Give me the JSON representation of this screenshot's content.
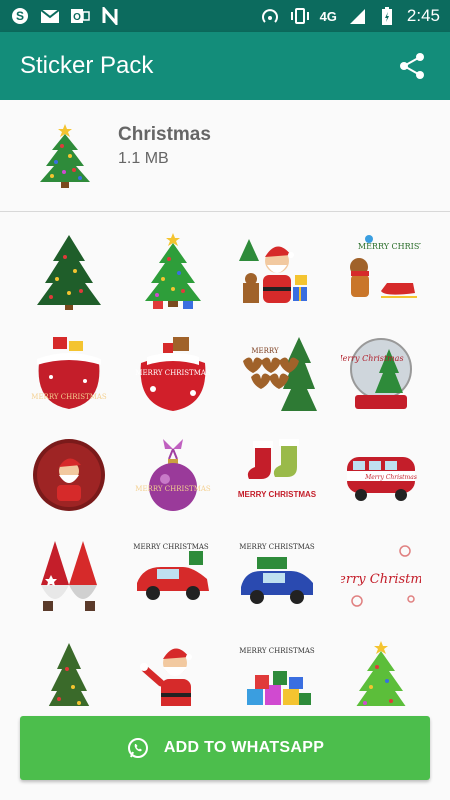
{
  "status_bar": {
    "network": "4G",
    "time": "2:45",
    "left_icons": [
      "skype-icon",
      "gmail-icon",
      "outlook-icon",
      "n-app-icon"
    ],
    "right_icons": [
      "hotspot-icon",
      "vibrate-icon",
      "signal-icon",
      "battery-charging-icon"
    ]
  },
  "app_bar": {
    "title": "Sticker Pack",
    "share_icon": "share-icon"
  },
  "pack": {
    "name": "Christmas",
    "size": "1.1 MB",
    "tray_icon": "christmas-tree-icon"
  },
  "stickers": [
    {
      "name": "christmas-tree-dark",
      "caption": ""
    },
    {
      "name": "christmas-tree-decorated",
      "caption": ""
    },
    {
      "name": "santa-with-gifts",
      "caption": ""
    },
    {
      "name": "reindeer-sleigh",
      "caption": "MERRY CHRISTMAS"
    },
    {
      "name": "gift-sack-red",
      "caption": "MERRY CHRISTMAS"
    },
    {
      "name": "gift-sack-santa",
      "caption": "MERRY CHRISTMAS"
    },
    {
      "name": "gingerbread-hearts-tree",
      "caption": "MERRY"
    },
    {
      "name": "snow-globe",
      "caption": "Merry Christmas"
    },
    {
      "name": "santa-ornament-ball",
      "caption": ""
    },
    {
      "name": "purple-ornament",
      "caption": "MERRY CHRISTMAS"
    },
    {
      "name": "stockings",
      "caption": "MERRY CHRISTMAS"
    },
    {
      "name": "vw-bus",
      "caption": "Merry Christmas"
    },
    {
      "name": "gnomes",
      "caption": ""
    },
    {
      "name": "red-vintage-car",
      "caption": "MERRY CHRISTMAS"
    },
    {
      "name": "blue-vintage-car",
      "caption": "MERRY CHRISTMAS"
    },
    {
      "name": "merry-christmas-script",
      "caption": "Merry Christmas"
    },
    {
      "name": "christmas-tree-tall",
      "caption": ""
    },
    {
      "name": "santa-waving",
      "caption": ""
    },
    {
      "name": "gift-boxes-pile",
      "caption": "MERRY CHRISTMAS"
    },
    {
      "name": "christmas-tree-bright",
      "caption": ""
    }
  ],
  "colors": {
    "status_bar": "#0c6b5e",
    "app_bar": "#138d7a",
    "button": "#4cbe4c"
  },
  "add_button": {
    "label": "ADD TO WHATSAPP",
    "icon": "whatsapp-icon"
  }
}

__________

◆ WHAT THE TASK REQUIRES ◆
Copy the entries exactly. Leave out the images.

◆ THE REPLY ◆
Give me the JSON representation of this screenshot's content.
{
  "status_bar": {
    "network": "4G",
    "time": "2:45",
    "left_icons": [
      "skype-icon",
      "gmail-icon",
      "outlook-icon",
      "n-app-icon"
    ],
    "right_icons": [
      "hotspot-icon",
      "vibrate-icon",
      "signal-icon",
      "battery-charging-icon"
    ]
  },
  "app_bar": {
    "title": "Sticker Pack",
    "share_icon": "share-icon"
  },
  "pack": {
    "name": "Christmas",
    "size": "1.1 MB",
    "tray_icon": "christmas-tree-icon"
  },
  "stickers": [
    {
      "name": "christmas-tree-dark",
      "caption": ""
    },
    {
      "name": "christmas-tree-decorated",
      "caption": ""
    },
    {
      "name": "santa-with-gifts",
      "caption": ""
    },
    {
      "name": "reindeer-sleigh",
      "caption": "MERRY CHRISTMAS"
    },
    {
      "name": "gift-sack-red",
      "caption": "MERRY CHRISTMAS"
    },
    {
      "name": "gift-sack-santa",
      "caption": "MERRY CHRISTMAS"
    },
    {
      "name": "gingerbread-hearts-tree",
      "caption": "MERRY"
    },
    {
      "name": "snow-globe",
      "caption": "Merry Christmas"
    },
    {
      "name": "santa-ornament-ball",
      "caption": ""
    },
    {
      "name": "purple-ornament",
      "caption": "MERRY CHRISTMAS"
    },
    {
      "name": "stockings",
      "caption": "MERRY CHRISTMAS"
    },
    {
      "name": "vw-bus",
      "caption": "Merry Christmas"
    },
    {
      "name": "gnomes",
      "caption": ""
    },
    {
      "name": "red-vintage-car",
      "caption": "MERRY CHRISTMAS"
    },
    {
      "name": "blue-vintage-car",
      "caption": "MERRY CHRISTMAS"
    },
    {
      "name": "merry-christmas-script",
      "caption": "Merry Christmas"
    },
    {
      "name": "christmas-tree-tall",
      "caption": ""
    },
    {
      "name": "santa-waving",
      "caption": ""
    },
    {
      "name": "gift-boxes-pile",
      "caption": "MERRY CHRISTMAS"
    },
    {
      "name": "christmas-tree-bright",
      "caption": ""
    }
  ],
  "colors": {
    "status_bar": "#0c6b5e",
    "app_bar": "#138d7a",
    "button": "#4cbe4c"
  },
  "add_button": {
    "label": "ADD TO WHATSAPP",
    "icon": "whatsapp-icon"
  }
}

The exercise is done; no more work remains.